Data excerpts:
+ + + + + + +
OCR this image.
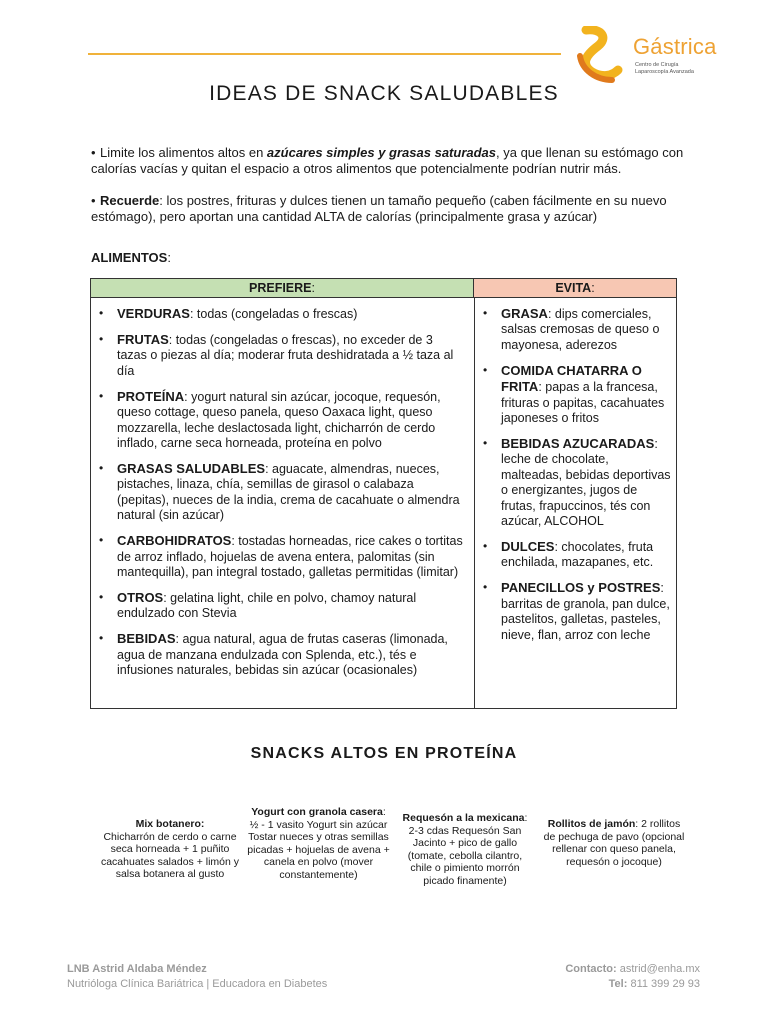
Gástrica
Centro de Cirugía
Laparoscopía Avanzada
IDEAS DE SNACK SALUDABLES
• Limite los alimentos altos en azúcares simples y grasas saturadas, ya que llenan su estómago con calorías vacías y quitan el espacio a otros alimentos que potencialmente podrían nutrir más.
• Recuerde: los postres, frituras y dulces tienen un tamaño pequeño (caben fácilmente en su nuevo estómago), pero aportan una cantidad ALTA de calorías (principalmente grasa y azúcar)
ALIMENTOS:
PREFIERE:	EVITA:
• VERDURAS: todas (congeladas o frescas)
• FRUTAS: todas (congeladas o frescas), no exceder de 3 tazas o piezas al día; moderar fruta deshidratada a ½ taza al día
• PROTEÍNA: yogurt natural sin azúcar, jocoque, requesón, queso cottage, queso panela, queso Oaxaca light, queso mozzarella, leche deslactosada light, chicharrón de cerdo inflado, carne seca horneada, proteína en polvo
• GRASAS SALUDABLES: aguacate, almendras, nueces, pistaches, linaza, chía, semillas de girasol o calabaza (pepitas), nueces de la india, crema de cacahuate o almendra natural (sin azúcar)
• CARBOHIDRATOS: tostadas horneadas, rice cakes o tortitas de arroz inflado, hojuelas de avena entera, palomitas (sin mantequilla), pan integral tostado, galletas permitidas (limitar)
• OTROS: gelatina light, chile en polvo, chamoy natural endulzado con Stevia
• BEBIDAS: agua natural, agua de frutas caseras (limonada, agua de manzana endulzada con Splenda, etc.), tés e infusiones naturales, bebidas sin azúcar (ocasionales)
• GRASA: dips comerciales, salsas cremosas de queso o mayonesa, aderezos
• COMIDA CHATARRA O FRITA: papas a la francesa, frituras o papitas, cacahuates japoneses o fritos
• BEBIDAS AZUCARADAS: leche de chocolate, malteadas, bebidas deportivas o energizantes, jugos de frutas, frapuccinos, tés con azúcar, ALCOHOL
• DULCES: chocolates, fruta enchilada, mazapanes, etc.
• PANECILLOS y POSTRES: barritas de granola, pan dulce, pastelitos, galletas, pasteles, nieve, flan, arroz con leche
SNACKS ALTOS EN PROTEÍNA
Mix botanero:
Chicharrón de cerdo o carne seca horneada + 1 puñito cacahuates salados + limón y salsa botanera al gusto
Yogurt con granola casera: ½ - 1 vasito Yogurt sin azúcar Tostar nueces y otras semillas picadas + hojuelas de avena + canela en polvo (mover constantemente)
Requesón a la mexicana: 2-3 cdas Requesón San Jacinto + pico de gallo (tomate, cebolla cilantro, chile o pimiento morrón picado finamente)
Rollitos de jamón: 2 rollitos de pechuga de pavo (opcional rellenar con queso panela, requesón o jocoque)
LNB Astrid Aldaba Méndez
Nutrióloga Clínica Bariátrica | Educadora en Diabetes
Contacto: astrid@enha.mx
Tel: 811 399 29 93
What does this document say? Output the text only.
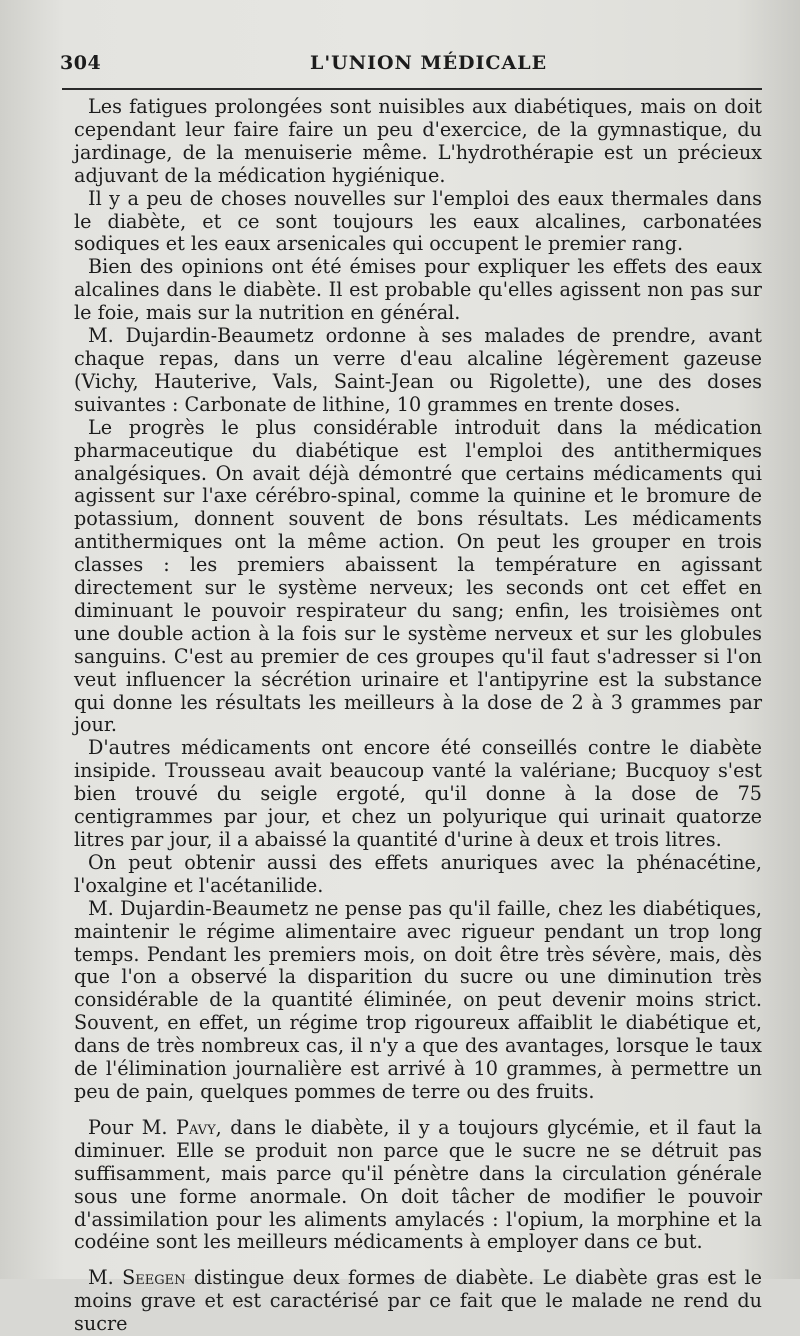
304	L'UNION MÉDICALE

Les fatigues prolongées sont nuisibles aux diabétiques, mais on doit cependant leur faire faire un peu d'exercice, de la gymnastique, du jardinage, de la menuiserie même. L'hydrothérapie est un précieux adjuvant de la médication hygiénique.

Il y a peu de choses nouvelles sur l'emploi des eaux thermales dans le diabète, et ce sont toujours les eaux alcalines, carbonatées sodiques et les eaux arsenicales qui occupent le premier rang.

Bien des opinions ont été émises pour expliquer les effets des eaux alcalines dans le diabète. Il est probable qu'elles agissent non pas sur le foie, mais sur la nutrition en général.

M. Dujardin-Beaumetz ordonne à ses malades de prendre, avant chaque repas, dans un verre d'eau alcaline légèrement gazeuse (Vichy, Hauterive, Vals, Saint-Jean ou Rigolette), une des doses suivantes : Carbonate de lithine, 10 grammes en trente doses.

Le progrès le plus considérable introduit dans la médication pharmaceutique du diabétique est l'emploi des antithermiques analgésiques. On avait déjà démontré que certains médicaments qui agissent sur l'axe cérébro-spinal, comme la quinine et le bromure de potassium, donnent souvent de bons résultats. Les médicaments antithermiques ont la même action. On peut les grouper en trois classes : les premiers abaissent la température en agissant directement sur le système nerveux; les seconds ont cet effet en diminuant le pouvoir respirateur du sang; enfin, les troisièmes ont une double action à la fois sur le système nerveux et sur les globules sanguins. C'est au premier de ces groupes qu'il faut s'adresser si l'on veut influencer la sécrétion urinaire et l'antipyrine est la substance qui donne les résultats les meilleurs à la dose de 2 à 3 grammes par jour.

D'autres médicaments ont encore été conseillés contre le diabète insipide. Trousseau avait beaucoup vanté la valériane; Bucquoy s'est bien trouvé du seigle ergoté, qu'il donne à la dose de 75 centigrammes par jour, et chez un polyurique qui urinait quatorze litres par jour, il a abaissé la quantité d'urine à deux et trois litres.

On peut obtenir aussi des effets anuriques avec la phénacétine, l'oxalgine et l'acétanilide.

M. Dujardin-Beaumetz ne pense pas qu'il faille, chez les diabétiques, maintenir le régime alimentaire avec rigueur pendant un trop long temps. Pendant les premiers mois, on doit être très sévère, mais, dès que l'on a observé la disparition du sucre ou une diminution très considérable de la quantité éliminée, on peut devenir moins strict. Souvent, en effet, un régime trop rigoureux affaiblit le diabétique et, dans de très nombreux cas, il n'y a que des avantages, lorsque le taux de l'élimination journalière est arrivé à 10 grammes, à permettre un peu de pain, quelques pommes de terre ou des fruits.

Pour M. Pavy, dans le diabète, il y a toujours glycémie, et il faut la diminuer. Elle se produit non parce que le sucre ne se détruit pas suffisamment, mais parce qu'il pénètre dans la circulation générale sous une forme anormale. On doit tâcher de modifier le pouvoir d'assimilation pour les aliments amylacés : l'opium, la morphine et la codéine sont les meilleurs médicaments à employer dans ce but.

M. Seegen distingue deux formes de diabète. Le diabète gras est le moins grave et est caractérisé par ce fait que le malade ne rend du sucre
+ + + + + + +
Count every line bearing the word "todas"; report the total only.

* Complete response *
2